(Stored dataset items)
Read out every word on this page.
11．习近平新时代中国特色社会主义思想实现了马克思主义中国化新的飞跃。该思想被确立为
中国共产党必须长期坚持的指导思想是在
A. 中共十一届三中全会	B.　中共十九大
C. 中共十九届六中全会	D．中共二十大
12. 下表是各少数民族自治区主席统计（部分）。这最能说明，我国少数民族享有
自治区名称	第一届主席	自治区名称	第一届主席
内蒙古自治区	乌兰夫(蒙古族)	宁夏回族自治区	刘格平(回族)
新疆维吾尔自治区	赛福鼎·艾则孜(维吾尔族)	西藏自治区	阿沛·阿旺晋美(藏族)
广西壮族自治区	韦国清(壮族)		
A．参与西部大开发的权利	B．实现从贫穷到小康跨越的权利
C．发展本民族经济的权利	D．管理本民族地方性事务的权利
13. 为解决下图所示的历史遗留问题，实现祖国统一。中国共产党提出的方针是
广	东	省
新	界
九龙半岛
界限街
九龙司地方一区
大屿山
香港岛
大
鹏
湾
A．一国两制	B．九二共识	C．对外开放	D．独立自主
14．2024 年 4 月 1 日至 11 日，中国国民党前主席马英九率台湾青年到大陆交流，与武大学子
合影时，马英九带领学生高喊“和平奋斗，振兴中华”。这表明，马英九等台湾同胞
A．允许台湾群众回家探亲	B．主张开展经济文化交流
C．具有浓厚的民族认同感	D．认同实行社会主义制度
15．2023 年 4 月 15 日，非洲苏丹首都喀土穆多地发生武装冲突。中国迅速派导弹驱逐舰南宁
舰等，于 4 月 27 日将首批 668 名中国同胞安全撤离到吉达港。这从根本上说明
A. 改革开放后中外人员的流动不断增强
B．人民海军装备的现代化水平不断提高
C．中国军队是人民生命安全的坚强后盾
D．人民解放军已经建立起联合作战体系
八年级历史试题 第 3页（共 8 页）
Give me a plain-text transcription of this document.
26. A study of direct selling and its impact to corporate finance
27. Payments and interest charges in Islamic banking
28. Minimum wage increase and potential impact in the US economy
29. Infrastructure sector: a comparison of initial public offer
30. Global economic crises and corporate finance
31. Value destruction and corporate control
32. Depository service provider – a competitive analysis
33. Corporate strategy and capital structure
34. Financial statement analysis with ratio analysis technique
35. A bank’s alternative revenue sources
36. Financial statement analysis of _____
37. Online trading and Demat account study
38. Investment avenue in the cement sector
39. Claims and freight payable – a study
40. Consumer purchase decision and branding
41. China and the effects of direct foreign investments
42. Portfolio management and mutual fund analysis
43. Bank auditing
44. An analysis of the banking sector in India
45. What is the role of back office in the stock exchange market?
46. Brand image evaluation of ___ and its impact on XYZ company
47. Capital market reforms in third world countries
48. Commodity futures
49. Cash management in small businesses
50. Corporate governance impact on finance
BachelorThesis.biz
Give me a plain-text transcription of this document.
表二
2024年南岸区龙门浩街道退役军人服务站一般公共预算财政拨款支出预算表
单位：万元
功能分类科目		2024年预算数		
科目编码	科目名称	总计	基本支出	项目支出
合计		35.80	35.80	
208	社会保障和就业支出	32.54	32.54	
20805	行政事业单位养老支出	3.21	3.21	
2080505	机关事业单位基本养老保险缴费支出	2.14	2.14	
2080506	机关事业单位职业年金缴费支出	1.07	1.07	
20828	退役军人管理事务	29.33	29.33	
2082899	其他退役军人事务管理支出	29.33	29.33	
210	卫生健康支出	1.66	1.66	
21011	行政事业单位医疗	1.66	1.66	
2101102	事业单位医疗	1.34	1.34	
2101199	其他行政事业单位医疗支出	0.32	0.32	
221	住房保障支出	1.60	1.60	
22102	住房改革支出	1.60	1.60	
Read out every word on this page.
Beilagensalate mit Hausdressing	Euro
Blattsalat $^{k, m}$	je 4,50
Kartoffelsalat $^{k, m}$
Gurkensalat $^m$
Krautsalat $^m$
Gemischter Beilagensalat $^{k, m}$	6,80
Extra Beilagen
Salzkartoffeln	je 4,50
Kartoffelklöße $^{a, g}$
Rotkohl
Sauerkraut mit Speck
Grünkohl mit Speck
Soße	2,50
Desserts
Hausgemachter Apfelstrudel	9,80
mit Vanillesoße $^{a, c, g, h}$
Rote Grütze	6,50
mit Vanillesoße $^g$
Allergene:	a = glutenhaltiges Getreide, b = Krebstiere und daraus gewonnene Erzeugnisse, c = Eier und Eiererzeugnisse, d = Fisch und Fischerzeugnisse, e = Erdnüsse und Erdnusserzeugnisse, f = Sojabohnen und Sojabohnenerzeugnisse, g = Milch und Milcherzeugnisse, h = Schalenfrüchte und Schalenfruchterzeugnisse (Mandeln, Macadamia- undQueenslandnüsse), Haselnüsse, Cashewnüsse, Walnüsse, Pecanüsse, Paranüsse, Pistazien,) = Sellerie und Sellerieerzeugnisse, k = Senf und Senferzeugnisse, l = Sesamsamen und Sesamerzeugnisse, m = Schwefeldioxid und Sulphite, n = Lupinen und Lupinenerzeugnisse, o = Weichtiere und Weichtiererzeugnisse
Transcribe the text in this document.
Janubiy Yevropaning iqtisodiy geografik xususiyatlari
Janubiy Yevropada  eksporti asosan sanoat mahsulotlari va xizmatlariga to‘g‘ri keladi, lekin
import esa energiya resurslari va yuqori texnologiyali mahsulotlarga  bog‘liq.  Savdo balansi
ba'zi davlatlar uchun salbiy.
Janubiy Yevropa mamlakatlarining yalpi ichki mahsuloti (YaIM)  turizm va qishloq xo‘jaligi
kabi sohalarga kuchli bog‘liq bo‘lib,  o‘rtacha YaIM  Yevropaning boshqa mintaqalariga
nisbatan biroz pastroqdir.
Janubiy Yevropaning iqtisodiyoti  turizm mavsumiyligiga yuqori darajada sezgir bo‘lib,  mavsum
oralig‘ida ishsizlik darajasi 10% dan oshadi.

**Exercise requirements**
Looking at the records above, count the lines where the word "impact" appears. State only the number.

**Task solution**
4